● **EXERCISE GOAL**:
Output every line of the material below, except the pictures, as a JSON list of strings with one string per line and no blank lines.

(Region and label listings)

::::::

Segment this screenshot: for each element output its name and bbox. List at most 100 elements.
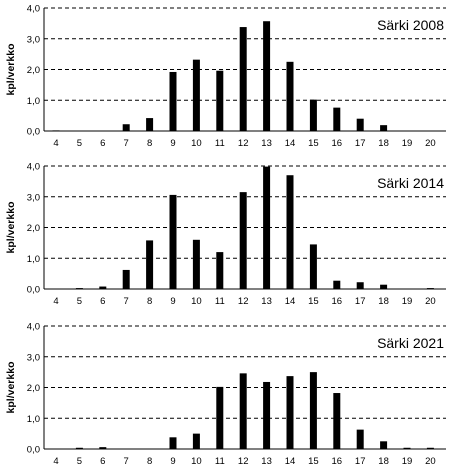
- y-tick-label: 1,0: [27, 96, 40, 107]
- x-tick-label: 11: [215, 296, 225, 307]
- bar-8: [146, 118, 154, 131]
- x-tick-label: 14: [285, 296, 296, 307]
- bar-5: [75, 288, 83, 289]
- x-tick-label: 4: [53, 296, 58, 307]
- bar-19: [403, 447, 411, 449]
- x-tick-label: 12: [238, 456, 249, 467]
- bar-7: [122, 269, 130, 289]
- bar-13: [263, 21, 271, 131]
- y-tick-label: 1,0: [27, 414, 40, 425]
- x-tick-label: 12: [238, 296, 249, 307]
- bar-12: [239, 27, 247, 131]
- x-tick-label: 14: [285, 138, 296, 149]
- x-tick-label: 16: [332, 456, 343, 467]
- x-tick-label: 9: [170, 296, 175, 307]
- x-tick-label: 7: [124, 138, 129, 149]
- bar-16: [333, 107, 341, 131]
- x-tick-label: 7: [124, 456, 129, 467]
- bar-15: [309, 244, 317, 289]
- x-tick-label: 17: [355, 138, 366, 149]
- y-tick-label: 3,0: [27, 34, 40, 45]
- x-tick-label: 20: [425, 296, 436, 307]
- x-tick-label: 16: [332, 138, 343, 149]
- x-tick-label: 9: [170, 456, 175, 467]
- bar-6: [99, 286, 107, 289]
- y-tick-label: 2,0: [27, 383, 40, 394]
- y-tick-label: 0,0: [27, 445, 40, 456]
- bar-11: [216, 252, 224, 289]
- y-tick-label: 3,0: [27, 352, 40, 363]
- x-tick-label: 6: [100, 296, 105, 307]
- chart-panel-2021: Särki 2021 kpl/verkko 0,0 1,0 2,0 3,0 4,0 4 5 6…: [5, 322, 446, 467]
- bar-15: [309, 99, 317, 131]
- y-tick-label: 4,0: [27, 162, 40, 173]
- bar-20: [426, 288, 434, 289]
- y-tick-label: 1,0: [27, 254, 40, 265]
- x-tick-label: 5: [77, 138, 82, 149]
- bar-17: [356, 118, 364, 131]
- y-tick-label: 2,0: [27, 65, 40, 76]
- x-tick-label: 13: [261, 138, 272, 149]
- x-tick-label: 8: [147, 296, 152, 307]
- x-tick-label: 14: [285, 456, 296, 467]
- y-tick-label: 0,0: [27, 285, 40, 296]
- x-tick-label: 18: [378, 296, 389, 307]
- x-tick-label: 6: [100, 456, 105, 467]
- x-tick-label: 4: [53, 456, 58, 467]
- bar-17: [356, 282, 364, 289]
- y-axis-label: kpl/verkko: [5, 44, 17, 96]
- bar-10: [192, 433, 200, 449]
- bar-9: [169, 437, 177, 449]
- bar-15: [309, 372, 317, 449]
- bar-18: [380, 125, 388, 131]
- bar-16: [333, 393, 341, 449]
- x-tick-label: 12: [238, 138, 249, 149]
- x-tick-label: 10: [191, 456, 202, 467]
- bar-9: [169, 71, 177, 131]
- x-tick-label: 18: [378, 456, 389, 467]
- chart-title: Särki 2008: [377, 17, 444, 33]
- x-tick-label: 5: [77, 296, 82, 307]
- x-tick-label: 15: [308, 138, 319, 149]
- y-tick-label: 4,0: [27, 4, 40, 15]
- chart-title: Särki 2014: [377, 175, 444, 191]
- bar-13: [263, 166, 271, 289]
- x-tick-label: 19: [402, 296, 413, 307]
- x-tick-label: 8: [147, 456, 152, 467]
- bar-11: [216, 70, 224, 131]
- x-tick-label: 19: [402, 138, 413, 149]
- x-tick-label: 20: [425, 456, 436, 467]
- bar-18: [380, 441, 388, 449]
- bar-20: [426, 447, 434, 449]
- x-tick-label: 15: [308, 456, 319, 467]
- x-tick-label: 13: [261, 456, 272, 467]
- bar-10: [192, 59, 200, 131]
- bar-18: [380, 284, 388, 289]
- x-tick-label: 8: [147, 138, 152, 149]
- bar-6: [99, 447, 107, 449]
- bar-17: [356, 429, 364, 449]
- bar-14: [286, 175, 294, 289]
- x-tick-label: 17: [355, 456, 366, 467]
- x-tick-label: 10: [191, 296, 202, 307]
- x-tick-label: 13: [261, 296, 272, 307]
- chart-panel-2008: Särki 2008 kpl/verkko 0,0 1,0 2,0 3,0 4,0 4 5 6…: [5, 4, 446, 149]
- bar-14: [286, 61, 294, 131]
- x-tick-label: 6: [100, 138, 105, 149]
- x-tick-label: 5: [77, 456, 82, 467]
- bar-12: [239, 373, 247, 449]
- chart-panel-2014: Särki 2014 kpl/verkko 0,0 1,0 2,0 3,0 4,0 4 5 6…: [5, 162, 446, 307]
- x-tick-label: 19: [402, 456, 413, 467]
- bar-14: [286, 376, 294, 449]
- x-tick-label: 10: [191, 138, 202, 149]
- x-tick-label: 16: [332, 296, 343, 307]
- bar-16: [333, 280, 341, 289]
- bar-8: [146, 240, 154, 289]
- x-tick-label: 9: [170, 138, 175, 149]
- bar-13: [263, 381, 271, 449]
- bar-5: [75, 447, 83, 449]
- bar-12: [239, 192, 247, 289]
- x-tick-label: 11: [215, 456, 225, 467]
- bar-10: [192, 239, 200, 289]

::::::

● **EXPECTED ANSWER**:
[
  "Segment this screenshot: for each element output its name and bbox. List at most 100 elements.",
  "- y-tick-label: 1,0: [27, 96, 40, 107]",
  "- x-tick-label: 11: [215, 296, 225, 307]",
  "- bar-8: [146, 118, 154, 131]",
  "- x-tick-label: 14: [285, 296, 296, 307]",
  "- bar-5: [75, 288, 83, 289]",
  "- x-tick-label: 4: [53, 296, 58, 307]",
  "- bar-19: [403, 447, 411, 449]",
  "- x-tick-label: 12: [238, 456, 249, 467]",
  "- bar-7: [122, 269, 130, 289]",
  "- bar-13: [263, 21, 271, 131]",
  "- y-tick-label: 1,0: [27, 414, 40, 425]",
  "- x-tick-label: 12: [238, 296, 249, 307]",
  "- bar-12: [239, 27, 247, 131]",
  "- x-tick-label: 14: [285, 138, 296, 149]",
  "- x-tick-label: 16: [332, 456, 343, 467]",
  "- x-tick-label: 9: [170, 296, 175, 307]",
  "- x-tick-label: 7: [124, 138, 129, 149]",
  "- bar-16: [333, 107, 341, 131]",
  "- x-tick-label: 7: [124, 456, 129, 467]",
  "- bar-15: [309, 244, 317, 289]",
  "- x-tick-label: 17: [355, 138, 366, 149]",
  "- y-tick-label: 3,0: [27, 34, 40, 45]",
  "- x-tick-label: 20: [425, 296, 436, 307]",
  "- x-tick-label: 16: [332, 138, 343, 149]",
  "- x-tick-label: 9: [170, 456, 175, 467]",
  "- bar-6: [99, 286, 107, 289]",
  "- y-tick-label: 2,0: [27, 383, 40, 394]",
  "- y-tick-label: 0,0: [27, 445, 40, 456]",
  "- bar-11: [216, 252, 224, 289]",
  "- y-tick-label: 3,0: [27, 352, 40, 363]",
  "- x-tick-label: 6: [100, 296, 105, 307]",
  "- chart-panel-2021: Särki 2021 kpl/verkko 0,0 1,0 2,0 3,0 4,0 4 5 6…: [5, 322, 446, 467]",
  "- bar-15: [309, 99, 317, 131]",
  "- y-tick-label: 4,0: [27, 162, 40, 173]",
  "- bar-20: [426, 288, 434, 289]",
  "- y-tick-label: 1,0: [27, 254, 40, 265]",
  "- x-tick-label: 5: [77, 138, 82, 149]",
  "- bar-17: [356, 118, 364, 131]",
  "- y-tick-label: 2,0: [27, 65, 40, 76]",
  "- x-tick-label: 13: [261, 138, 272, 149]",
  "- x-tick-label: 8: [147, 296, 152, 307]",
  "- x-tick-label: 14: [285, 456, 296, 467]",
  "- y-tick-label: 0,0: [27, 285, 40, 296]",
  "- x-tick-label: 18: [378, 296, 389, 307]",
  "- x-tick-label: 6: [100, 456, 105, 467]",
  "- x-tick-label: 4: [53, 456, 58, 467]",
  "- bar-17: [356, 282, 364, 289]",
  "- y-axis-label: kpl/verkko: [5, 44, 17, 96]",
  "- bar-10: [192, 433, 200, 449]",
  "- bar-9: [169, 437, 177, 449]",
  "- bar-15: [309, 372, 317, 449]",
  "- bar-18: [380, 125, 388, 131]",
  "- bar-16: [333, 393, 341, 449]",
  "- x-tick-label: 12: [238, 138, 249, 149]",
  "- x-tick-label: 10: [191, 456, 202, 467]",
  "- bar-9: [169, 71, 177, 131]",
  "- x-tick-label: 18: [378, 456, 389, 467]",
  "- chart-title: Särki 2008: [377, 17, 444, 33]",
  "- x-tick-label: 5: [77, 296, 82, 307]",
  "- x-tick-label: 15: [308, 138, 319, 149]",
  "- y-tick-label: 4,0: [27, 4, 40, 15]",
  "- chart-title: Särki 2014: [377, 175, 444, 191]",
  "- bar-13: [263, 166, 271, 289]",
  "- x-tick-label: 19: [402, 296, 413, 307]",
  "- x-tick-label: 8: [147, 456, 152, 467]",
  "- bar-11: [216, 70, 224, 131]",
  "- x-tick-label: 19: [402, 138, 413, 149]",
  "- x-tick-label: 20: [425, 456, 436, 467]",
  "- bar-18: [380, 441, 388, 449]",
  "- bar-20: [426, 447, 434, 449]",
  "- x-tick-label: 15: [308, 456, 319, 467]",
  "- x-tick-label: 13: [261, 456, 272, 467]",
  "- bar-10: [192, 59, 200, 131]",
  "- bar-18: [380, 284, 388, 289]",
  "- x-tick-label: 8: [147, 138, 152, 149]",
  "- bar-6: [99, 447, 107, 449]",
  "- bar-17: [356, 429, 364, 449]",
  "- bar-14: [286, 175, 294, 289]",
  "- x-tick-label: 17: [355, 456, 366, 467]",
  "- x-tick-label: 10: [191, 296, 202, 307]",
  "- x-tick-label: 13: [261, 296, 272, 307]",
  "- chart-panel-2008: Särki 2008 kpl/verkko 0,0 1,0 2,0 3,0 4,0 4 5 6…: [5, 4, 446, 149]",
  "- bar-14: [286, 61, 294, 131]",
  "- x-tick-label: 6: [100, 138, 105, 149]",
  "- x-tick-label: 5: [77, 456, 82, 467]",
  "- bar-12: [239, 373, 247, 449]",
  "- chart-panel-2014: Särki 2014 kpl/verkko 0,0 1,0 2,0 3,0 4,0 4 5 6…: [5, 162, 446, 307]",
  "- x-tick-label: 19: [402, 456, 413, 467]",
  "- bar-14: [286, 376, 294, 449]",
  "- x-tick-label: 10: [191, 138, 202, 149]",
  "- x-tick-label: 16: [332, 296, 343, 307]",
  "- bar-16: [333, 280, 341, 289]",
  "- bar-8: [146, 240, 154, 289]",
  "- x-tick-label: 9: [170, 138, 175, 149]",
  "- bar-13: [263, 381, 271, 449]",
  "- bar-5: [75, 447, 83, 449]",
  "- bar-12: [239, 192, 247, 289]",
  "- x-tick-label: 11: [215, 456, 225, 467]",
  "- bar-10: [192, 239, 200, 289]"
]